* START Data provided *

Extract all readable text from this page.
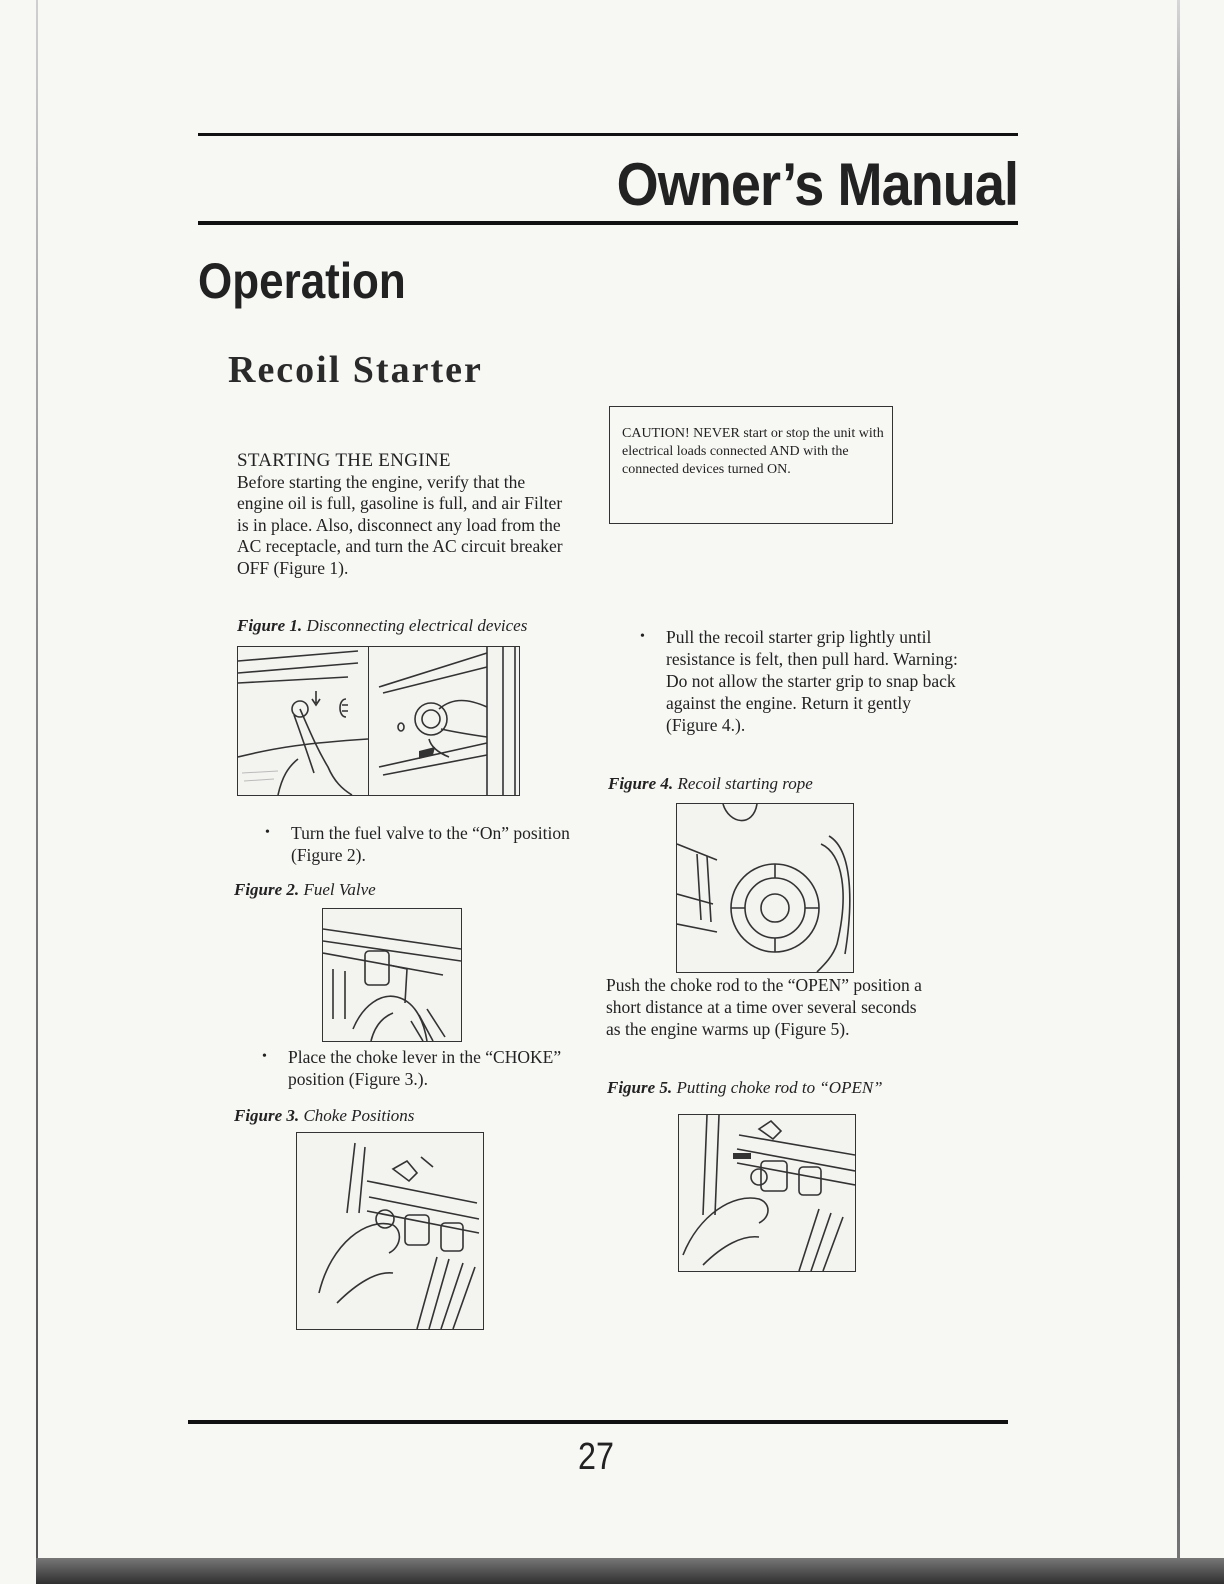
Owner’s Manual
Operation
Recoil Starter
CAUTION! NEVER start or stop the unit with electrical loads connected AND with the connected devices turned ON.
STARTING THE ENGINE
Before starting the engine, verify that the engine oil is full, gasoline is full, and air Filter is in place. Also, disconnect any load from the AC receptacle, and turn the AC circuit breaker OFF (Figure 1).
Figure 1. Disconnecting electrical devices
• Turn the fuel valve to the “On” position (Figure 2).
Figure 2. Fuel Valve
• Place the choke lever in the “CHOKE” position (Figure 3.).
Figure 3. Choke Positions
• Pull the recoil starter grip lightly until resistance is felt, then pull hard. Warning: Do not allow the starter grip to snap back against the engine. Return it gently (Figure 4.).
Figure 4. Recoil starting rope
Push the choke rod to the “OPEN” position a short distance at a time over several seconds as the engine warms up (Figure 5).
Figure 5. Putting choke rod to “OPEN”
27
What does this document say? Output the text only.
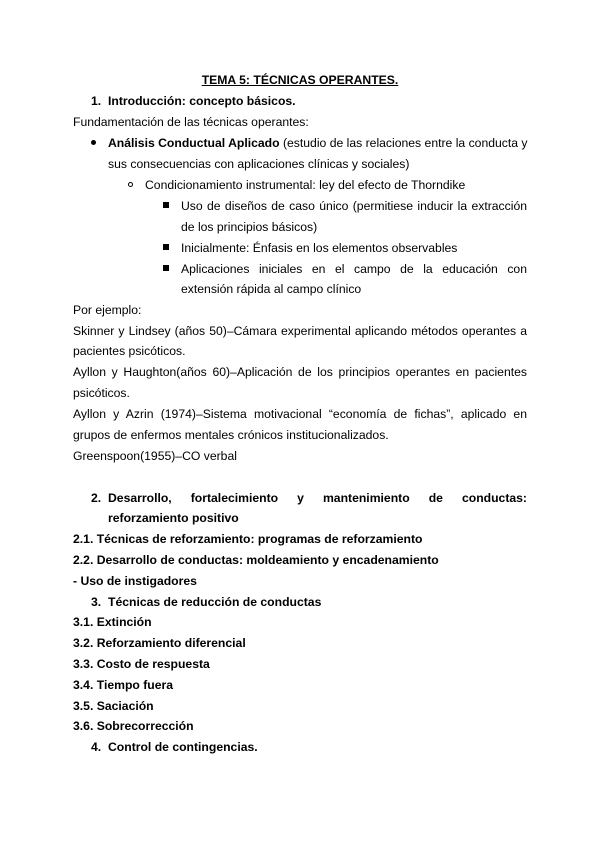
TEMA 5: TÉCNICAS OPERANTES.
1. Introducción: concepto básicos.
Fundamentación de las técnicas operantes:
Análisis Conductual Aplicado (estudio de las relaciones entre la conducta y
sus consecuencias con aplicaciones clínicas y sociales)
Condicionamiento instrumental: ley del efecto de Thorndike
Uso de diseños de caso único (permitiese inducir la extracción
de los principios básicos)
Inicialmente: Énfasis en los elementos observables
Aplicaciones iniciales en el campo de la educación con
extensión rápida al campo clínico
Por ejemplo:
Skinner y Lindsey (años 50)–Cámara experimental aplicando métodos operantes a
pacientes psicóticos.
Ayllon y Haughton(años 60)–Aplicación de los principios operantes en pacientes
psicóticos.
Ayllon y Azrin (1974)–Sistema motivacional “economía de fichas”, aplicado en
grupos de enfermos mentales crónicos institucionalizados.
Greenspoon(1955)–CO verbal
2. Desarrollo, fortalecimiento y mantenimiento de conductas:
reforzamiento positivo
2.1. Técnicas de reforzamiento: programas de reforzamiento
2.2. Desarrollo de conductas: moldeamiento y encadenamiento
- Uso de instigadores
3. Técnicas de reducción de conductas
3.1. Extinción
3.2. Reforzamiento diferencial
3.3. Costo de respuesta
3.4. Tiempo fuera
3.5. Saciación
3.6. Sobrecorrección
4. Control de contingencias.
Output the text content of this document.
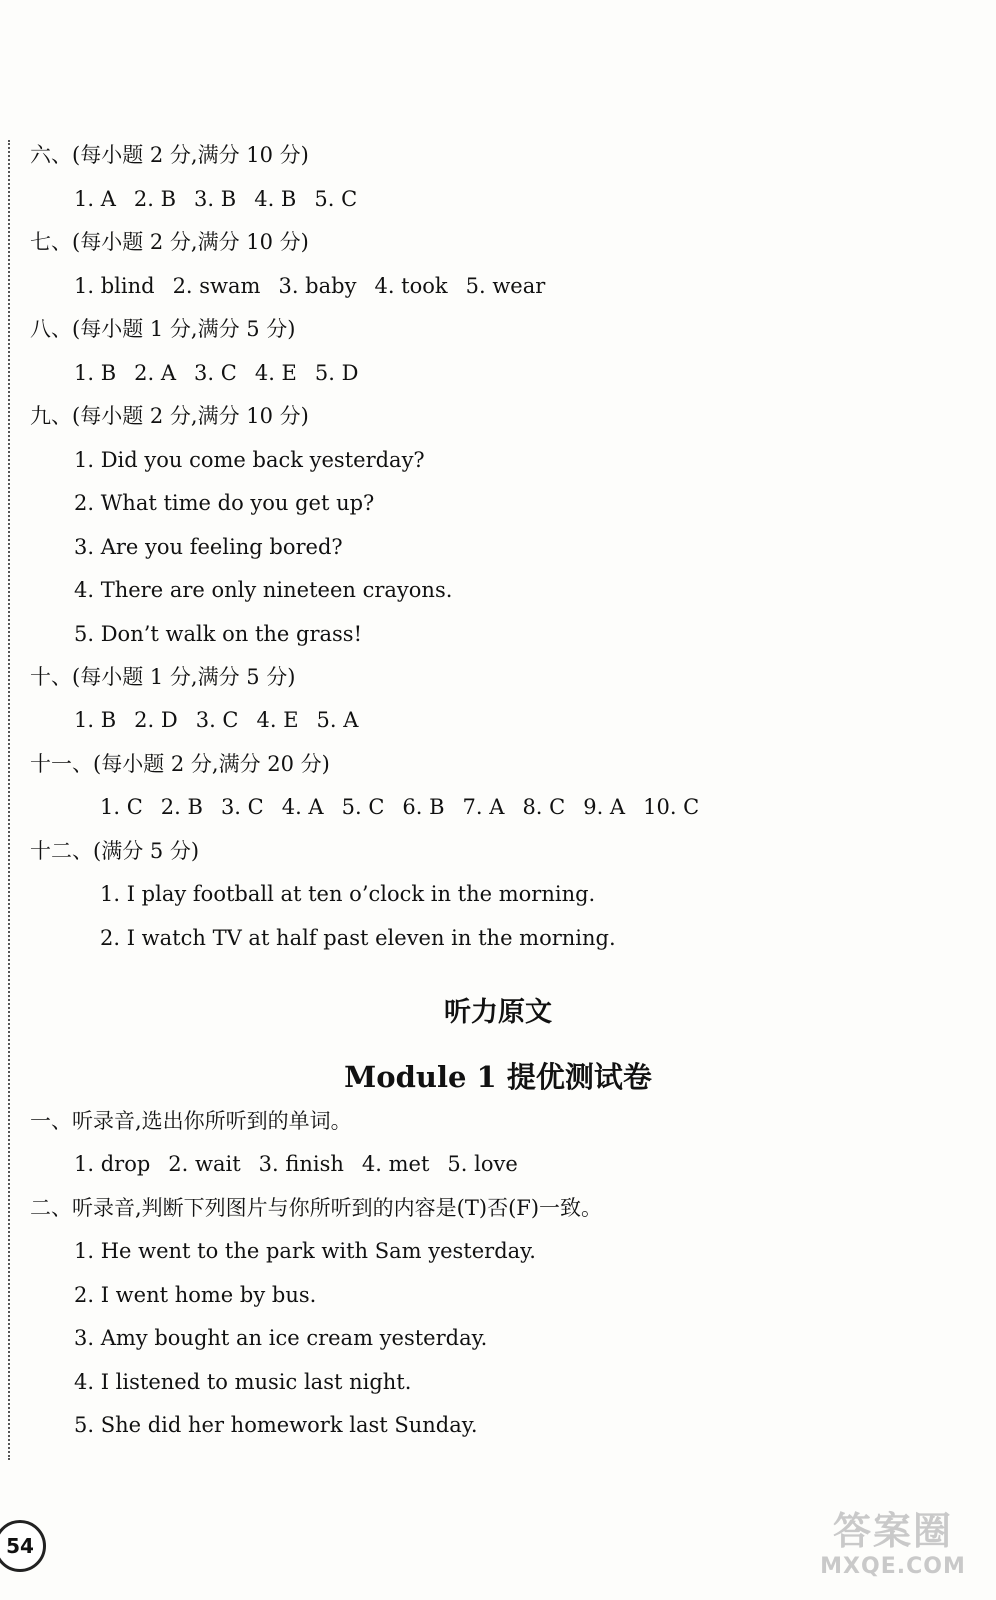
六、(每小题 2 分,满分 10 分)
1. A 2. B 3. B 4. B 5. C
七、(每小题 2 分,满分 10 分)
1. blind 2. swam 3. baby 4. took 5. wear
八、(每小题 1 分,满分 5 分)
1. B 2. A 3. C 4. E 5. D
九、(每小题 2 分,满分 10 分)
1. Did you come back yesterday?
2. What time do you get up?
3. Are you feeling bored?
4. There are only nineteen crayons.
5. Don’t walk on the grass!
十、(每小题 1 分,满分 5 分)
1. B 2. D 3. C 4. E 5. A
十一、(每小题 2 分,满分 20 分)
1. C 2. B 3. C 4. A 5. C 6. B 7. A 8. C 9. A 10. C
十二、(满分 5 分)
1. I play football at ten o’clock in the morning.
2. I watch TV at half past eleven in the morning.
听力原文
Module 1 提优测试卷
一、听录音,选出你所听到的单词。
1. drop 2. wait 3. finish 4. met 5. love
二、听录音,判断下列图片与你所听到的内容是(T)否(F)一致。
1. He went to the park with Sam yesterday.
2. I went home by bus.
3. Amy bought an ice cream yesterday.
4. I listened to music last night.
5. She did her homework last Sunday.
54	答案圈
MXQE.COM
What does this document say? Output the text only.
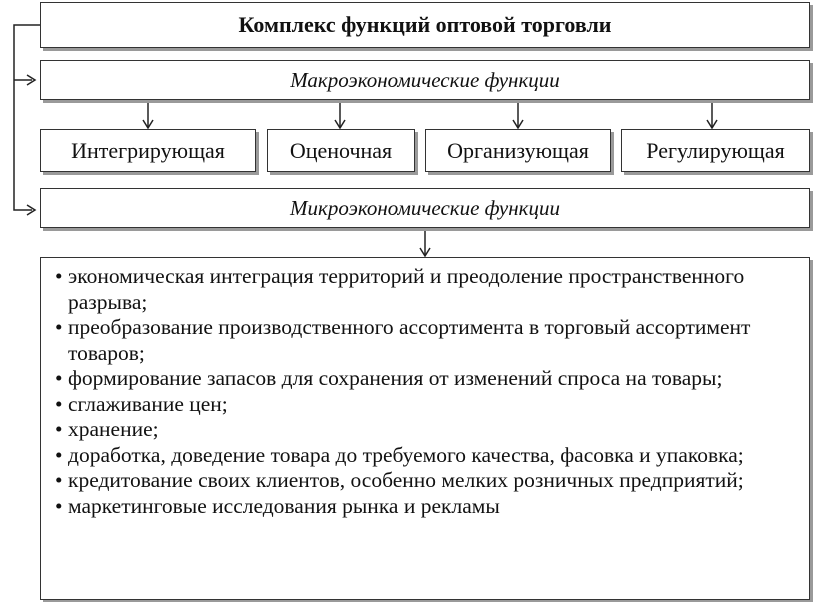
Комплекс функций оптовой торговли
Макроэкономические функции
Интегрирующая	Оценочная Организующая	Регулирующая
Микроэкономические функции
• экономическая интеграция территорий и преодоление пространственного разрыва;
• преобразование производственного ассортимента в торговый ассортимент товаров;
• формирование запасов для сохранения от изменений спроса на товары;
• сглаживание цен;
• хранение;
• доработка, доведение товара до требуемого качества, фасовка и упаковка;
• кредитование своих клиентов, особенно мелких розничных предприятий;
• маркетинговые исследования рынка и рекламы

* END Data provided *

=== What needs to be done ===
Tally up the lines in the preceding listing that contain the string "pacientes". Respond with the number and nothing else.

=== Answer for this exercise ===
2